*What the exercise asks*: Could you copy every line from the material below in which "ffffff" appears?

>> BEGIN

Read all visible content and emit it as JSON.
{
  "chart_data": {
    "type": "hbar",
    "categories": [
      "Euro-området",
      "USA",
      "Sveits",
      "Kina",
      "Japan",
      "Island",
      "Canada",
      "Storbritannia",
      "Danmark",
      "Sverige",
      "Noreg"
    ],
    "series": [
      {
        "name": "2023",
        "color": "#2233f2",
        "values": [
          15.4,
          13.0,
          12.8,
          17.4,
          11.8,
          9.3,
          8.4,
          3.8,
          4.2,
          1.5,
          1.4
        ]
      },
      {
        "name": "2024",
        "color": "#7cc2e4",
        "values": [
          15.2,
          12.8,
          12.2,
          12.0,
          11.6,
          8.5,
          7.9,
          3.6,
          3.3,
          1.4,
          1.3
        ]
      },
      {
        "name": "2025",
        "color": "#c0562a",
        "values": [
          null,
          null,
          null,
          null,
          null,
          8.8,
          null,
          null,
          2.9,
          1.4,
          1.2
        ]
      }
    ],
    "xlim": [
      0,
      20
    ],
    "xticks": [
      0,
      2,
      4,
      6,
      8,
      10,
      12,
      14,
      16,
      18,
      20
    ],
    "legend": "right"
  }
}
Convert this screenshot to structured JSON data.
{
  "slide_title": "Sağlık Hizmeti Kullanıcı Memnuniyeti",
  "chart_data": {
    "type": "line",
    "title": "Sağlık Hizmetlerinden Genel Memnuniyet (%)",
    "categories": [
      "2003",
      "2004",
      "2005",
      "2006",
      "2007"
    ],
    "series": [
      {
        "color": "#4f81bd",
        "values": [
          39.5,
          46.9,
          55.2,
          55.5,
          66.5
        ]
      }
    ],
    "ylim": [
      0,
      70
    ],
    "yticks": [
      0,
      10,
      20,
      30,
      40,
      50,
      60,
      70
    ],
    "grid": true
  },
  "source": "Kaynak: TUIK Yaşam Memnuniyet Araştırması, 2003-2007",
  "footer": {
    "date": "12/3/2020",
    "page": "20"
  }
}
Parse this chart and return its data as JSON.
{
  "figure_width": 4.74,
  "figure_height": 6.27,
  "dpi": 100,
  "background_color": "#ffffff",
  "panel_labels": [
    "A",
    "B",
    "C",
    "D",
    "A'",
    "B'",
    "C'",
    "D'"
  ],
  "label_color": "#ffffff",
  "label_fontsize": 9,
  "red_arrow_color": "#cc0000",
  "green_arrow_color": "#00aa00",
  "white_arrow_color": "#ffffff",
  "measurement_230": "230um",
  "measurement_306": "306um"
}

>> END

*Written solution*:
  "background_color": "#ffffff",
  "label_color": "#ffffff",
  "white_arrow_color": "#ffffff",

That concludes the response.